§ **Exercise requirements**:
Repeat each entry as written and leave the images out of the copy.

§ **Records to process**:

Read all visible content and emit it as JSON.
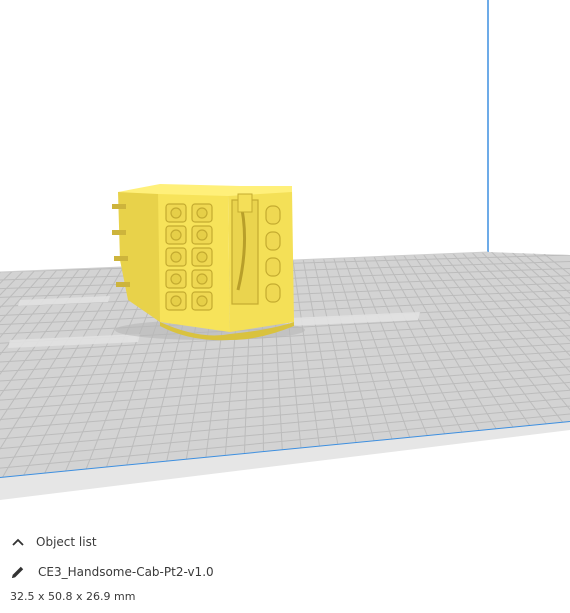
{
  "viewport": {
    "bed_color": "#d2d2d2",
    "grid_color": "#bdbdbd",
    "model_color": "#f7e45c",
    "axis_blue": "#3d8fe0"
  },
  "object_panel": {
    "toggle_label": "Object list",
    "toggle_icon": "chevron-up-icon",
    "edit_icon": "pencil-icon",
    "object_name": "CE3_Handsome-Cab-Pt2-v1.0",
    "dimensions": "32.5 x 50.8 x 26.9 mm"
  }
}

§ **Task result**:
Read all visible content and emit it as JSON.
{
  "viewport": {
    "bed_color": "#d2d2d2",
    "grid_color": "#bdbdbd",
    "model_color": "#f7e45c",
    "axis_blue": "#3d8fe0"
  },
  "object_panel": {
    "toggle_label": "Object list",
    "toggle_icon": "chevron-up-icon",
    "edit_icon": "pencil-icon",
    "object_name": "CE3_Handsome-Cab-Pt2-v1.0",
    "dimensions": "32.5 x 50.8 x 26.9 mm"
  }
}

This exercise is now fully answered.